# MATERIAL PROVIDED
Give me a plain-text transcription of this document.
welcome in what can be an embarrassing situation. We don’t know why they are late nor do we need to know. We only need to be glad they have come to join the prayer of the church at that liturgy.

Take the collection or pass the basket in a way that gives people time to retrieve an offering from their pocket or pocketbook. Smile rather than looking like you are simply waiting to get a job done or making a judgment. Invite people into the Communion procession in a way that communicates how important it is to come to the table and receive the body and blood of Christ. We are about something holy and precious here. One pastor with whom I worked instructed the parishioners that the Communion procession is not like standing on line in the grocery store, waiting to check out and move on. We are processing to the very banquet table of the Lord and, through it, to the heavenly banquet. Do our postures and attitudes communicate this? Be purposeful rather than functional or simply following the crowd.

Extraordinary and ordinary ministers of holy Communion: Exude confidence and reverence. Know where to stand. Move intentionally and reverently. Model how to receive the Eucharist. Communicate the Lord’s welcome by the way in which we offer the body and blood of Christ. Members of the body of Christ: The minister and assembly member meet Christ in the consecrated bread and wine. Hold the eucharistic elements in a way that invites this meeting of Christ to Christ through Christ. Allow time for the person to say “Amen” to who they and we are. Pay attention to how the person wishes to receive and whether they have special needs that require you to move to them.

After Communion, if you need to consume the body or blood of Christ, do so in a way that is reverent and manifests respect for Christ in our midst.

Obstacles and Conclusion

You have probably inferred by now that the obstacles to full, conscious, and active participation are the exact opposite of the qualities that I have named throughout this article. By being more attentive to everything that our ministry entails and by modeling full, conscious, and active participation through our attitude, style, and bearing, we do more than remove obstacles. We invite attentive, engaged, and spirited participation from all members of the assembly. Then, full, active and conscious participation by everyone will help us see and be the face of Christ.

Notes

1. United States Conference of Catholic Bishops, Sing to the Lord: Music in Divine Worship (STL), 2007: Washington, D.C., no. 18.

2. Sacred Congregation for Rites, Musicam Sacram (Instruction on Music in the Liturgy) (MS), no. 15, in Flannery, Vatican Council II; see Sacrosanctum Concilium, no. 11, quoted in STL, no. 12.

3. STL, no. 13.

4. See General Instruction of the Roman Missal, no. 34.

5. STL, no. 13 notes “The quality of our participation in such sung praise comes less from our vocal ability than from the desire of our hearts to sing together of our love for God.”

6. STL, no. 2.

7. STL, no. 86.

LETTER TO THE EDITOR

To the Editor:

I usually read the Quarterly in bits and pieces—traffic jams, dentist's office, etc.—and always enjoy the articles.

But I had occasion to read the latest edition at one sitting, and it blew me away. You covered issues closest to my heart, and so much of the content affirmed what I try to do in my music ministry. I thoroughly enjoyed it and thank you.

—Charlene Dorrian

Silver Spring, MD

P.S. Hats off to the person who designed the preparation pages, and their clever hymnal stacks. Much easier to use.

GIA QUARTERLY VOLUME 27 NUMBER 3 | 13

# GIVEN REQUEST
Only a number is needed: how many lines of the material above contain "participation"?

# OUTPUT OF THE EXERCISE
2